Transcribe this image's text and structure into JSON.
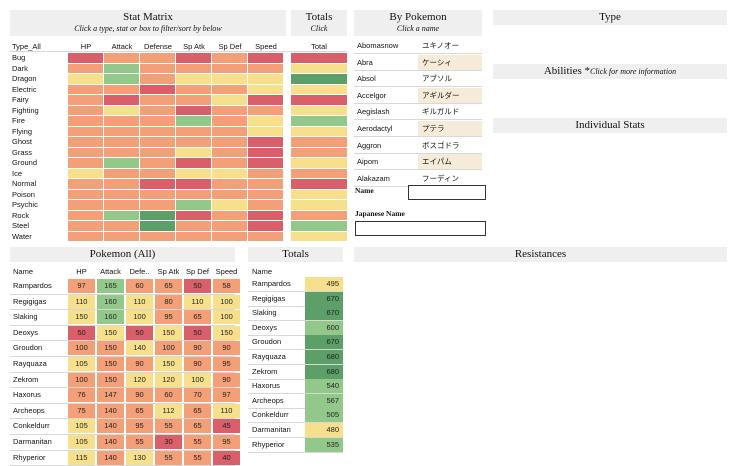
{
  "colors": {
    "red": "#d95f6b",
    "orange": "#f3a078",
    "yellow": "#f7e08c",
    "lightgreen": "#92c98a",
    "green": "#5c9f68"
  },
  "stat_matrix": {
    "title": "Stat Matrix",
    "subtitle": "Click a type, stat or box to filter/sort by below",
    "columns": [
      "Type_All",
      "HP",
      "Attack",
      "Defense",
      "Sp Atk",
      "Sp Def",
      "Speed"
    ],
    "rows": [
      {
        "type": "Bug",
        "cells": [
          "red",
          "orange",
          "orange",
          "red",
          "orange",
          "red"
        ]
      },
      {
        "type": "Dark",
        "cells": [
          "orange",
          "lightgreen",
          "orange",
          "orange",
          "orange",
          "orange"
        ]
      },
      {
        "type": "Dragon",
        "cells": [
          "yellow",
          "lightgreen",
          "orange",
          "yellow",
          "yellow",
          "yellow"
        ]
      },
      {
        "type": "Electric",
        "cells": [
          "orange",
          "orange",
          "red",
          "orange",
          "orange",
          "yellow"
        ]
      },
      {
        "type": "Fairy",
        "cells": [
          "orange",
          "red",
          "orange",
          "orange",
          "yellow",
          "red"
        ]
      },
      {
        "type": "Fighting",
        "cells": [
          "orange",
          "yellow",
          "orange",
          "red",
          "orange",
          "orange"
        ]
      },
      {
        "type": "Fire",
        "cells": [
          "orange",
          "orange",
          "orange",
          "lightgreen",
          "orange",
          "yellow"
        ]
      },
      {
        "type": "Flying",
        "cells": [
          "orange",
          "orange",
          "orange",
          "orange",
          "orange",
          "yellow"
        ]
      },
      {
        "type": "Ghost",
        "cells": [
          "orange",
          "orange",
          "orange",
          "orange",
          "orange",
          "red"
        ]
      },
      {
        "type": "Grass",
        "cells": [
          "orange",
          "orange",
          "orange",
          "yellow",
          "orange",
          "red"
        ]
      },
      {
        "type": "Ground",
        "cells": [
          "orange",
          "lightgreen",
          "orange",
          "red",
          "orange",
          "red"
        ]
      },
      {
        "type": "Ice",
        "cells": [
          "yellow",
          "orange",
          "orange",
          "yellow",
          "yellow",
          "orange"
        ]
      },
      {
        "type": "Normal",
        "cells": [
          "orange",
          "orange",
          "red",
          "red",
          "orange",
          "orange"
        ]
      },
      {
        "type": "Poison",
        "cells": [
          "orange",
          "orange",
          "orange",
          "orange",
          "orange",
          "orange"
        ]
      },
      {
        "type": "Psychic",
        "cells": [
          "orange",
          "orange",
          "orange",
          "lightgreen",
          "yellow",
          "orange"
        ]
      },
      {
        "type": "Rock",
        "cells": [
          "orange",
          "lightgreen",
          "green",
          "red",
          "orange",
          "red"
        ]
      },
      {
        "type": "Steel",
        "cells": [
          "orange",
          "orange",
          "green",
          "orange",
          "orange",
          "red"
        ]
      },
      {
        "type": "Water",
        "cells": [
          "orange",
          "orange",
          "orange",
          "orange",
          "orange",
          "orange"
        ]
      }
    ]
  },
  "totals_matrix": {
    "title": "Totals",
    "subtitle": "Click",
    "column": "Total",
    "cells": [
      "red",
      "yellow",
      "green",
      "yellow",
      "red",
      "yellow",
      "lightgreen",
      "yellow",
      "orange",
      "orange",
      "yellow",
      "orange",
      "red",
      "yellow",
      "yellow",
      "orange",
      "lightgreen",
      "yellow"
    ]
  },
  "by_pokemon": {
    "title": "By Pokemon",
    "subtitle": "Click a name",
    "rows": [
      {
        "en": "Abomasnow",
        "ja": "ユキノオー",
        "shade": false
      },
      {
        "en": "Abra",
        "ja": "ケーシィ",
        "shade": true
      },
      {
        "en": "Absol",
        "ja": "アブソル",
        "shade": false
      },
      {
        "en": "Accelgor",
        "ja": "アギルダー",
        "shade": true
      },
      {
        "en": "Aegislash",
        "ja": "ギルガルド",
        "shade": false
      },
      {
        "en": "Aerodactyl",
        "ja": "プテラ",
        "shade": true
      },
      {
        "en": "Aggron",
        "ja": "ボスゴドラ",
        "shade": false
      },
      {
        "en": "Aipom",
        "ja": "エイパム",
        "shade": true
      },
      {
        "en": "Alakazam",
        "ja": "フーディン",
        "shade": false
      }
    ],
    "name_label": "Name",
    "japanese_name_label": "Japanese Name",
    "name_value": "",
    "japanese_name_value": ""
  },
  "right_panel": {
    "type_title": "Type",
    "abilities_title": "Abilities *",
    "abilities_note": "Click for more information",
    "individual_stats_title": "Individual Stats",
    "resistances_title": "Resistances"
  },
  "pokemon_all": {
    "title": "Pokemon (All)",
    "columns": [
      "Name",
      "HP",
      "Attack",
      "Defe..",
      "Sp Atk",
      "Sp Def",
      "Speed"
    ],
    "rows": [
      {
        "name": "Rampardos",
        "stats": [
          97,
          165,
          60,
          65,
          50,
          58
        ],
        "colors": [
          "orange",
          "lightgreen",
          "orange",
          "orange",
          "red",
          "orange"
        ]
      },
      {
        "name": "Regigigas",
        "stats": [
          110,
          160,
          110,
          80,
          110,
          100
        ],
        "colors": [
          "yellow",
          "lightgreen",
          "yellow",
          "orange",
          "yellow",
          "yellow"
        ]
      },
      {
        "name": "Slaking",
        "stats": [
          150,
          160,
          100,
          95,
          65,
          100
        ],
        "colors": [
          "yellow",
          "lightgreen",
          "yellow",
          "orange",
          "orange",
          "yellow"
        ]
      },
      {
        "name": "Deoxys",
        "stats": [
          50,
          150,
          50,
          150,
          50,
          150
        ],
        "colors": [
          "red",
          "yellow",
          "red",
          "yellow",
          "red",
          "yellow"
        ]
      },
      {
        "name": "Groudon",
        "stats": [
          100,
          150,
          140,
          100,
          90,
          90
        ],
        "colors": [
          "orange",
          "orange",
          "yellow",
          "orange",
          "orange",
          "orange"
        ]
      },
      {
        "name": "Rayquaza",
        "stats": [
          105,
          150,
          90,
          150,
          90,
          95
        ],
        "colors": [
          "yellow",
          "orange",
          "orange",
          "yellow",
          "orange",
          "orange"
        ]
      },
      {
        "name": "Zekrom",
        "stats": [
          100,
          150,
          120,
          120,
          100,
          90
        ],
        "colors": [
          "orange",
          "orange",
          "yellow",
          "yellow",
          "yellow",
          "orange"
        ]
      },
      {
        "name": "Haxorus",
        "stats": [
          76,
          147,
          90,
          60,
          70,
          97
        ],
        "colors": [
          "orange",
          "orange",
          "orange",
          "orange",
          "orange",
          "orange"
        ]
      },
      {
        "name": "Archeops",
        "stats": [
          75,
          140,
          65,
          112,
          65,
          110
        ],
        "colors": [
          "orange",
          "orange",
          "orange",
          "yellow",
          "orange",
          "yellow"
        ]
      },
      {
        "name": "Conkeldurr",
        "stats": [
          105,
          140,
          95,
          55,
          65,
          45
        ],
        "colors": [
          "yellow",
          "orange",
          "orange",
          "orange",
          "orange",
          "red"
        ]
      },
      {
        "name": "Darmanitan",
        "stats": [
          105,
          140,
          55,
          30,
          55,
          95
        ],
        "colors": [
          "yellow",
          "orange",
          "orange",
          "red",
          "orange",
          "orange"
        ]
      },
      {
        "name": "Rhyperior",
        "stats": [
          115,
          140,
          130,
          55,
          55,
          40
        ],
        "colors": [
          "yellow",
          "orange",
          "yellow",
          "orange",
          "orange",
          "red"
        ]
      }
    ]
  },
  "totals_list": {
    "title": "Totals",
    "column": "Name",
    "rows": [
      {
        "name": "Rampardos",
        "total": 495,
        "color": "yellow"
      },
      {
        "name": "Regigigas",
        "total": 670,
        "color": "green"
      },
      {
        "name": "Slaking",
        "total": 670,
        "color": "green"
      },
      {
        "name": "Deoxys",
        "total": 600,
        "color": "lightgreen"
      },
      {
        "name": "Groudon",
        "total": 670,
        "color": "green"
      },
      {
        "name": "Rayquaza",
        "total": 680,
        "color": "green"
      },
      {
        "name": "Zekrom",
        "total": 680,
        "color": "green"
      },
      {
        "name": "Haxorus",
        "total": 540,
        "color": "lightgreen"
      },
      {
        "name": "Archeops",
        "total": 567,
        "color": "lightgreen"
      },
      {
        "name": "Conkeldurr",
        "total": 505,
        "color": "lightgreen"
      },
      {
        "name": "Darmanitan",
        "total": 480,
        "color": "yellow"
      },
      {
        "name": "Rhyperior",
        "total": 535,
        "color": "lightgreen"
      }
    ]
  }
}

:::::

*Exercise task*
Your task is to collect every line above that contains the word "Click".

*Solved exercise*
    "subtitle": "Click a type, stat or box to filter/sort by below",
    "subtitle": "Click",
    "subtitle": "Click a name",
    "abilities_note": "Click for more information",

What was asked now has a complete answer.